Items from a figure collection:

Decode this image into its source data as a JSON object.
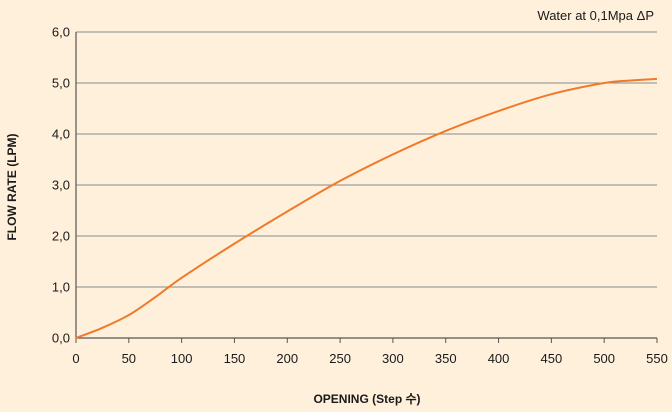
{
  "chart_data": {
    "type": "line",
    "title": "",
    "annotation": "Water at 0,1Mpa ΔP",
    "xlabel": "OPENING (Step 수)",
    "ylabel": "FLOW RATE (LPM)",
    "xlim": [
      0,
      550
    ],
    "ylim": [
      0,
      6
    ],
    "x_ticks": [
      0,
      50,
      100,
      150,
      200,
      250,
      300,
      350,
      400,
      450,
      500,
      550
    ],
    "x_tick_labels": [
      "0",
      "50",
      "100",
      "150",
      "200",
      "250",
      "300",
      "350",
      "400",
      "450",
      "500",
      "550"
    ],
    "y_ticks": [
      0,
      1,
      2,
      3,
      4,
      5,
      6
    ],
    "y_tick_labels": [
      "0,0",
      "1,0",
      "2,0",
      "3,0",
      "4,0",
      "5,0",
      "6,0"
    ],
    "grid": "horizontal",
    "line_color": "#f07a2a",
    "series": [
      {
        "x": [
          0,
          25,
          50,
          75,
          100,
          150,
          200,
          250,
          300,
          350,
          400,
          450,
          500,
          525,
          550
        ],
        "y": [
          0.0,
          0.2,
          0.45,
          0.8,
          1.18,
          1.85,
          2.48,
          3.08,
          3.6,
          4.06,
          4.45,
          4.78,
          5.0,
          5.05,
          5.08
        ]
      }
    ]
  }
}
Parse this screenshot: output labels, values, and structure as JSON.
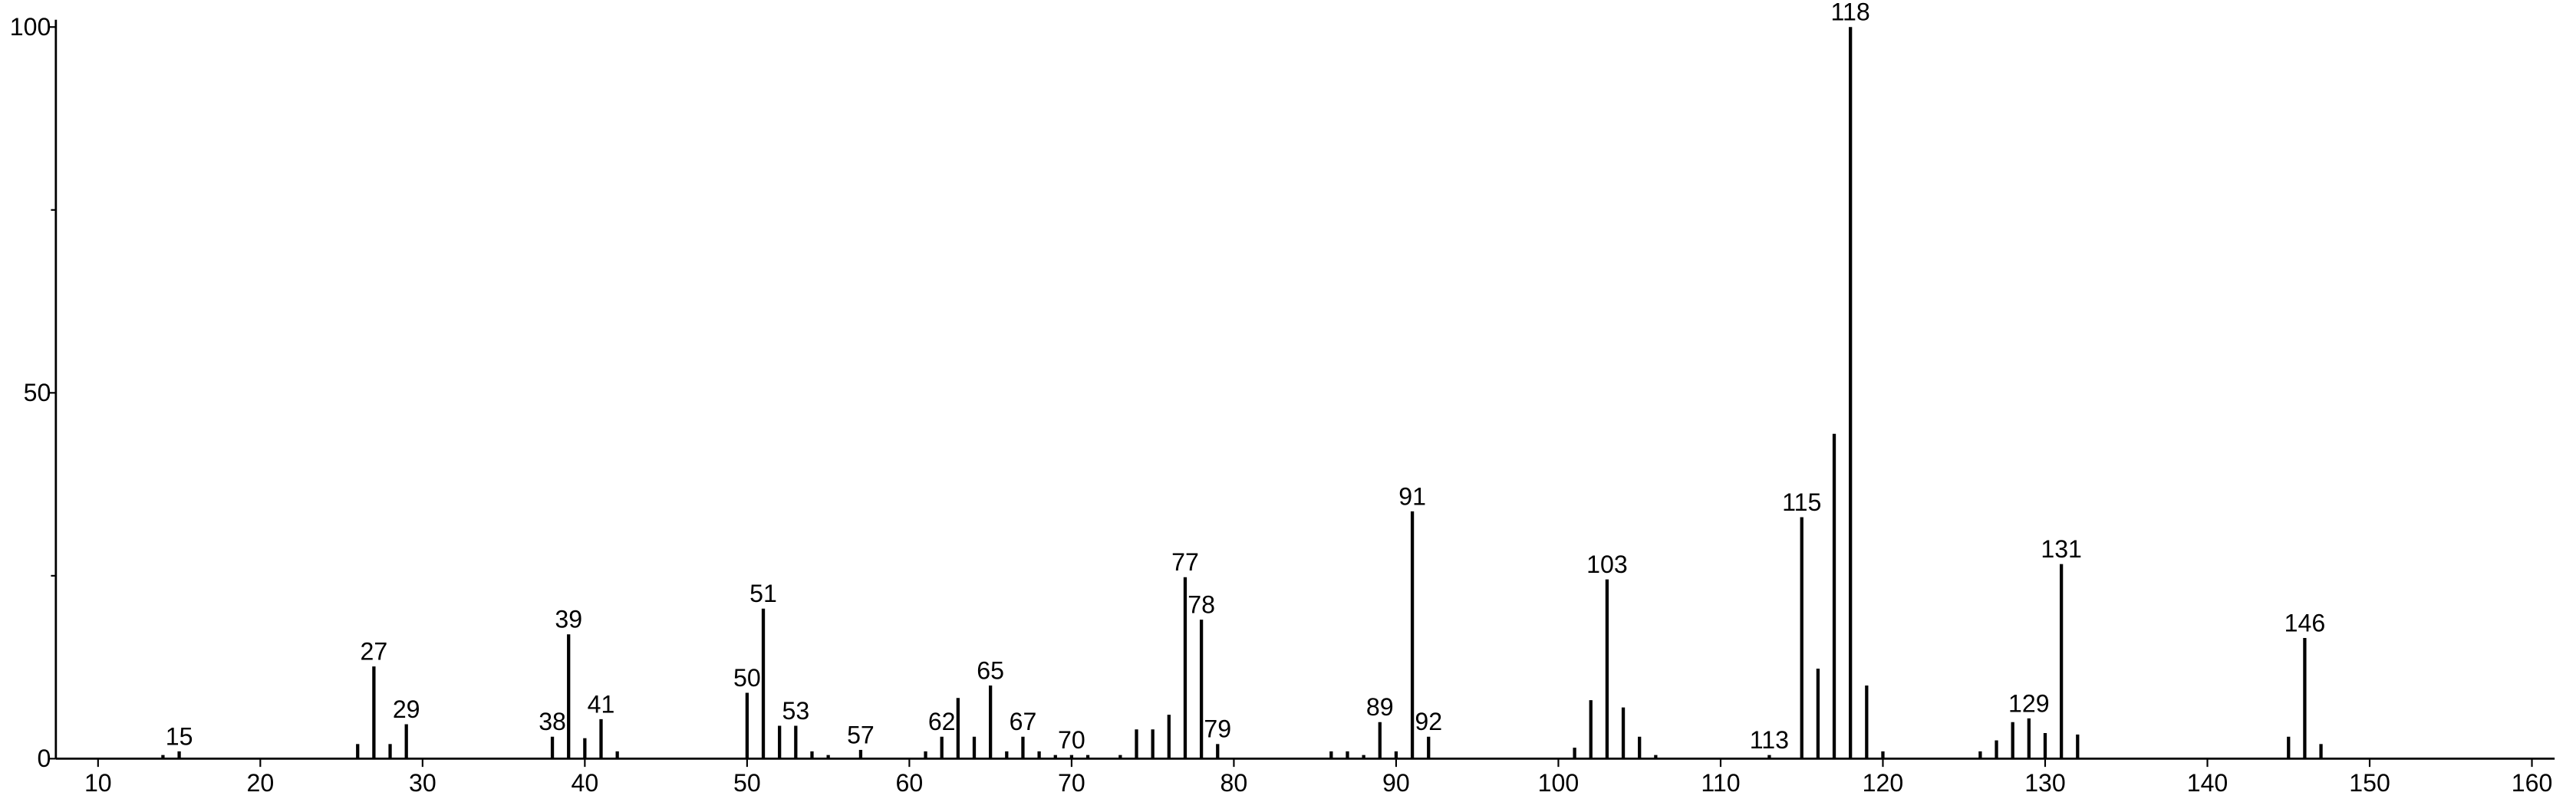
{
  "chart_data": {
    "type": "stick",
    "x": [
      14,
      15,
      26,
      27,
      28,
      29,
      38,
      39,
      40,
      41,
      42,
      50,
      51,
      52,
      53,
      54,
      55,
      57,
      61,
      62,
      63,
      64,
      65,
      66,
      67,
      68,
      69,
      70,
      71,
      73,
      74,
      75,
      76,
      77,
      78,
      79,
      86,
      87,
      88,
      89,
      90,
      91,
      92,
      101,
      102,
      103,
      104,
      105,
      106,
      113,
      115,
      116,
      117,
      118,
      119,
      120,
      126,
      127,
      128,
      129,
      130,
      131,
      132,
      145,
      146,
      147
    ],
    "values": [
      0.5,
      1,
      2,
      12.6,
      2,
      4.7,
      3,
      17,
      2.8,
      5.4,
      1,
      9,
      20.5,
      4.5,
      4.5,
      1,
      0.5,
      1.2,
      1,
      3,
      8.3,
      3,
      10,
      1,
      3,
      1,
      0.5,
      0.5,
      0.5,
      0.5,
      4,
      4,
      6,
      24.8,
      19,
      2,
      1,
      1,
      0.5,
      5,
      1,
      33.8,
      3,
      1.5,
      8,
      24.5,
      7,
      3,
      0.5,
      0.5,
      33,
      12.3,
      44.4,
      100,
      10,
      1,
      1,
      2.5,
      5,
      5.5,
      3.5,
      26.6,
      3.3,
      3,
      16.5,
      2
    ],
    "labeled": [
      false,
      true,
      false,
      true,
      false,
      true,
      true,
      true,
      false,
      true,
      false,
      true,
      true,
      false,
      true,
      false,
      false,
      true,
      false,
      true,
      false,
      false,
      true,
      false,
      true,
      false,
      false,
      true,
      false,
      false,
      false,
      false,
      false,
      true,
      true,
      true,
      false,
      false,
      false,
      true,
      false,
      true,
      true,
      false,
      false,
      true,
      false,
      false,
      false,
      true,
      true,
      false,
      false,
      true,
      false,
      false,
      false,
      false,
      false,
      true,
      false,
      true,
      false,
      false,
      true,
      false
    ],
    "color": "#000000",
    "xlim": [
      7.4,
      161.4
    ],
    "ylim": [
      0,
      101
    ],
    "xticks": [
      10,
      20,
      30,
      40,
      50,
      60,
      70,
      80,
      90,
      100,
      110,
      120,
      130,
      140,
      150,
      160
    ],
    "yticks": [
      0,
      50,
      100
    ],
    "yminor_ticks": [
      25,
      75
    ]
  }
}
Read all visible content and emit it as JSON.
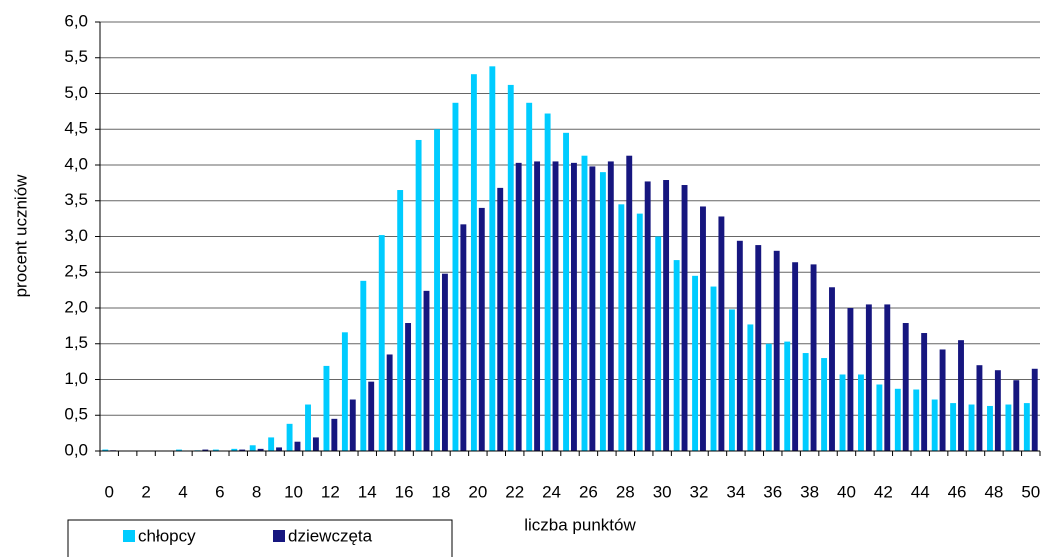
{
  "chart_data": {
    "type": "bar",
    "x_label": "liczba punktów",
    "y_label": "procent uczniów",
    "categories": [
      "0",
      null,
      "2",
      null,
      "4",
      null,
      "6",
      null,
      "8",
      null,
      "10",
      null,
      "12",
      null,
      "14",
      null,
      "16",
      null,
      "18",
      null,
      "20",
      null,
      "22",
      null,
      "24",
      null,
      "26",
      null,
      "28",
      null,
      "30",
      null,
      "32",
      null,
      "34",
      null,
      "36",
      null,
      "38",
      null,
      "40",
      null,
      "42",
      null,
      "44",
      null,
      "46",
      null,
      "48",
      null,
      "50"
    ],
    "series": [
      {
        "name": "chłopcy",
        "color": "#00ccff",
        "values": [
          0.02,
          0,
          0,
          0,
          0.02,
          0.01,
          0.02,
          0.03,
          0.08,
          0.19,
          0.38,
          0.65,
          1.19,
          1.66,
          2.38,
          3.02,
          3.65,
          4.35,
          4.5,
          4.87,
          5.27,
          5.38,
          5.12,
          4.87,
          4.72,
          4.45,
          4.13,
          3.9,
          3.45,
          3.32,
          3.0,
          2.67,
          2.45,
          2.3,
          1.98,
          1.77,
          1.5,
          1.53,
          1.37,
          1.3,
          1.07,
          1.07,
          0.93,
          0.87,
          0.86,
          0.72,
          0.67,
          0.65,
          0.63,
          0.65,
          0.67
        ]
      },
      {
        "name": "dziewczęta",
        "color": "#16167f",
        "values": [
          0.01,
          0,
          0,
          0,
          0,
          0.02,
          0,
          0.02,
          0.03,
          0.05,
          0.13,
          0.19,
          0.45,
          0.72,
          0.97,
          1.35,
          1.79,
          2.24,
          2.48,
          3.17,
          3.4,
          3.68,
          4.03,
          4.05,
          4.05,
          4.03,
          3.98,
          4.05,
          4.13,
          3.77,
          3.79,
          3.72,
          3.42,
          3.28,
          2.94,
          2.88,
          2.8,
          2.64,
          2.61,
          2.29,
          2.0,
          2.05,
          2.05,
          1.79,
          1.65,
          1.42,
          1.55,
          1.2,
          1.13,
          0.99,
          1.15
        ]
      }
    ],
    "ylim": [
      0,
      6
    ],
    "yticks": [
      {
        "value": 0,
        "label": "0,0"
      },
      {
        "value": 0.5,
        "label": "0,5"
      },
      {
        "value": 1,
        "label": "1,0"
      },
      {
        "value": 1.5,
        "label": "1,5"
      },
      {
        "value": 2,
        "label": "2,0"
      },
      {
        "value": 2.5,
        "label": "2,5"
      },
      {
        "value": 3,
        "label": "3,0"
      },
      {
        "value": 3.5,
        "label": "3,5"
      },
      {
        "value": 4,
        "label": "4,0"
      },
      {
        "value": 4.5,
        "label": "4,5"
      },
      {
        "value": 5,
        "label": "5,0"
      },
      {
        "value": 5.5,
        "label": "5,5"
      },
      {
        "value": 6,
        "label": "6,0"
      }
    ],
    "grid": true,
    "legend": "bottom-left"
  }
}
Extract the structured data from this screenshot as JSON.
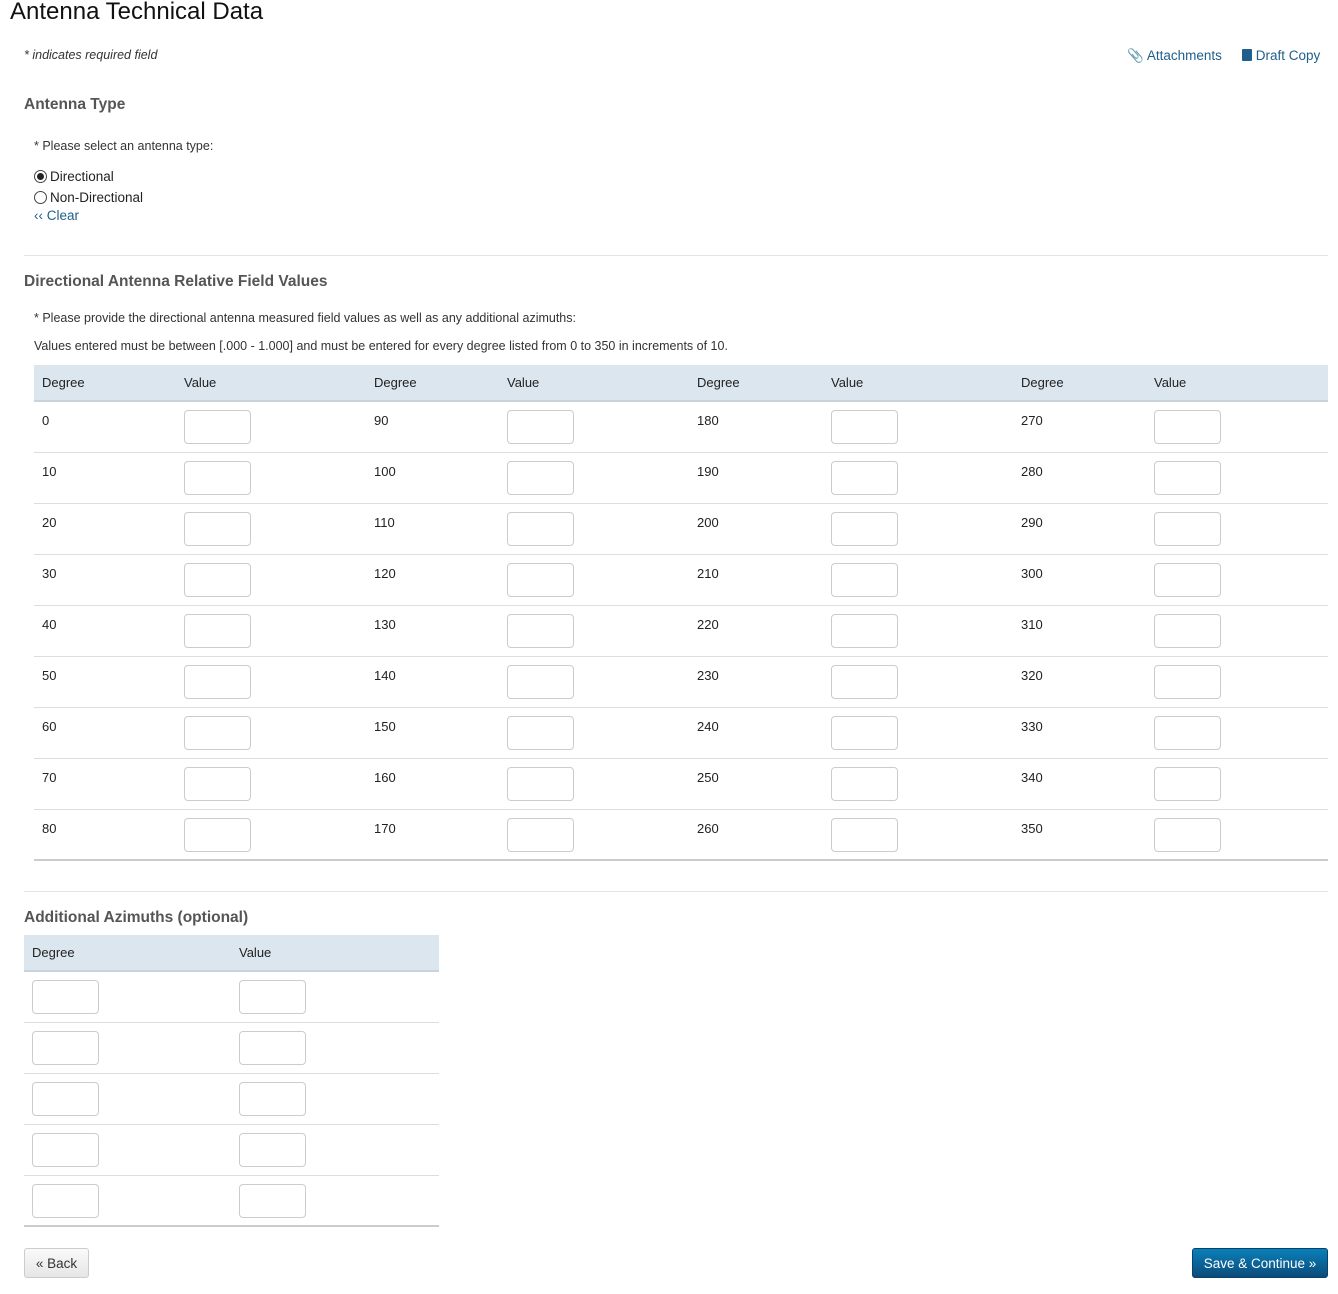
{
  "title": "Antenna Technical Data",
  "required_note": "* indicates required field",
  "links": {
    "attachments": "Attachments",
    "draft_copy": "Draft Copy"
  },
  "antenna_type": {
    "heading": "Antenna Type",
    "prompt": "* Please select an antenna type:",
    "options": [
      {
        "label": "Directional",
        "selected": true
      },
      {
        "label": "Non-Directional",
        "selected": false
      }
    ],
    "clear": "‹‹ Clear"
  },
  "directional": {
    "heading": "Directional Antenna Relative Field Values",
    "prompt": "* Please provide the directional antenna measured field values as well as any additional azimuths:",
    "note": "Values entered must be between [.000 - 1.000] and must be entered for every degree listed from 0 to 350 in increments of 10.",
    "columns": [
      "Degree",
      "Value",
      "Degree",
      "Value",
      "Degree",
      "Value",
      "Degree",
      "Value"
    ],
    "degrees": [
      [
        "0",
        "90",
        "180",
        "270"
      ],
      [
        "10",
        "100",
        "190",
        "280"
      ],
      [
        "20",
        "110",
        "200",
        "290"
      ],
      [
        "30",
        "120",
        "210",
        "300"
      ],
      [
        "40",
        "130",
        "220",
        "310"
      ],
      [
        "50",
        "140",
        "230",
        "320"
      ],
      [
        "60",
        "150",
        "240",
        "330"
      ],
      [
        "70",
        "160",
        "250",
        "340"
      ],
      [
        "80",
        "170",
        "260",
        "350"
      ]
    ]
  },
  "azimuths": {
    "heading": "Additional Azimuths (optional)",
    "columns": [
      "Degree",
      "Value"
    ],
    "row_count": 5
  },
  "buttons": {
    "back": "« Back",
    "save": "Save & Continue »"
  },
  "colors": {
    "link": "#1f5f8b",
    "primary": "#0b5f94",
    "table_header": "#dce6ef"
  }
}
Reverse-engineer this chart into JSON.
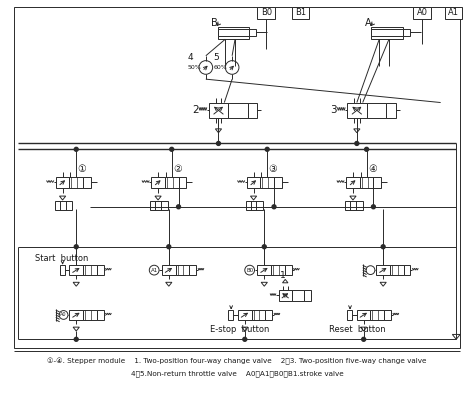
{
  "bg_color": "#ffffff",
  "line_color": "#2a2a2a",
  "text_color": "#1a1a1a",
  "legend_line1": "①-④. Stepper module    1. Two-position four-way change valve    2、3. Two-position five-way change valve",
  "legend_line2": "4、5.Non-return throttle valve    A0、A1、B0、B1.stroke valve",
  "stepper_labels": [
    "①",
    "②",
    "③",
    "④"
  ],
  "start_label": "Start  button",
  "estop_label": "E-stop  button",
  "reset_label": "Reset  button"
}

▶ _WHAT TO PRODUCE_
Which lines hold the word "valve"? Return all of them from the records above.

▶ _SOLUTION FOR THIS EXERCISE_
  "legend_line1": "①-④. Stepper module    1. Two-position four-way change valve    2、3. Two-position five-way change valve",
  "legend_line2": "4、5.Non-return throttle valve    A0、A1、B0、B1.stroke valve",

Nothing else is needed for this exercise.